--- start Input data ---
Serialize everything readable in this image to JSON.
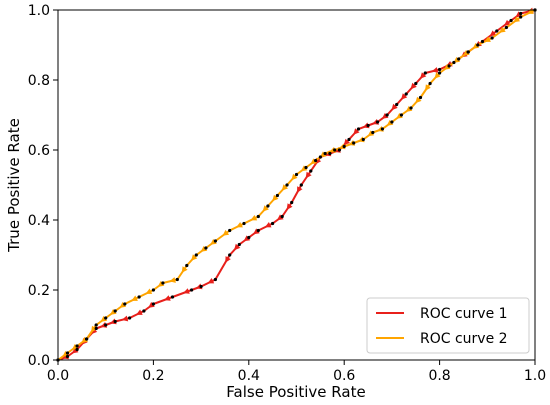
{
  "chart_data": {
    "type": "line",
    "title": "",
    "xlabel": "False Positive Rate",
    "ylabel": "True Positive Rate",
    "xlim": [
      0.0,
      1.0
    ],
    "ylim": [
      0.0,
      1.0
    ],
    "xticks": [
      0.0,
      0.2,
      0.4,
      0.6,
      0.8,
      1.0
    ],
    "yticks": [
      0.0,
      0.2,
      0.4,
      0.6,
      0.8,
      1.0
    ],
    "xtick_labels": [
      "0.0",
      "0.2",
      "0.4",
      "0.6",
      "0.8",
      "1.0"
    ],
    "ytick_labels": [
      "0.0",
      "0.2",
      "0.4",
      "0.6",
      "0.8",
      "1.0"
    ],
    "grid": false,
    "legend_position": "lower-right",
    "point_color": "#000000",
    "series": [
      {
        "name": "ROC curve 1",
        "color": "#e8201b",
        "x": [
          0.0,
          0.02,
          0.04,
          0.06,
          0.08,
          0.1,
          0.12,
          0.15,
          0.18,
          0.2,
          0.24,
          0.28,
          0.3,
          0.33,
          0.36,
          0.38,
          0.4,
          0.42,
          0.45,
          0.47,
          0.49,
          0.51,
          0.53,
          0.55,
          0.57,
          0.59,
          0.61,
          0.63,
          0.65,
          0.67,
          0.69,
          0.71,
          0.73,
          0.75,
          0.77,
          0.8,
          0.83,
          0.86,
          0.89,
          0.92,
          0.95,
          0.97,
          1.0
        ],
        "y": [
          0.0,
          0.01,
          0.03,
          0.06,
          0.09,
          0.1,
          0.11,
          0.12,
          0.14,
          0.16,
          0.18,
          0.2,
          0.21,
          0.23,
          0.3,
          0.33,
          0.35,
          0.37,
          0.39,
          0.41,
          0.45,
          0.5,
          0.54,
          0.58,
          0.59,
          0.6,
          0.63,
          0.66,
          0.67,
          0.68,
          0.7,
          0.73,
          0.76,
          0.79,
          0.82,
          0.83,
          0.85,
          0.88,
          0.91,
          0.94,
          0.97,
          0.99,
          1.0
        ]
      },
      {
        "name": "ROC curve 2",
        "color": "#ffa500",
        "x": [
          0.0,
          0.02,
          0.04,
          0.06,
          0.08,
          0.1,
          0.12,
          0.14,
          0.17,
          0.2,
          0.22,
          0.25,
          0.27,
          0.29,
          0.31,
          0.33,
          0.36,
          0.39,
          0.42,
          0.44,
          0.46,
          0.48,
          0.5,
          0.52,
          0.54,
          0.56,
          0.58,
          0.6,
          0.62,
          0.64,
          0.66,
          0.68,
          0.7,
          0.72,
          0.74,
          0.76,
          0.78,
          0.8,
          0.82,
          0.84,
          0.86,
          0.88,
          0.91,
          0.94,
          0.97,
          1.0
        ],
        "y": [
          0.0,
          0.02,
          0.04,
          0.06,
          0.1,
          0.12,
          0.14,
          0.16,
          0.18,
          0.2,
          0.22,
          0.23,
          0.27,
          0.3,
          0.32,
          0.34,
          0.37,
          0.39,
          0.41,
          0.44,
          0.47,
          0.5,
          0.53,
          0.55,
          0.57,
          0.59,
          0.6,
          0.61,
          0.62,
          0.63,
          0.65,
          0.66,
          0.68,
          0.7,
          0.72,
          0.75,
          0.79,
          0.82,
          0.84,
          0.86,
          0.88,
          0.9,
          0.92,
          0.95,
          0.98,
          1.0
        ]
      }
    ]
  }
}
--- end Input data ---
**What is asked:** Wherever the string "Positive" appears in the entries above, list that line.

**Solution below:**
    "xlabel": "False Positive Rate",
    "ylabel": "True Positive Rate",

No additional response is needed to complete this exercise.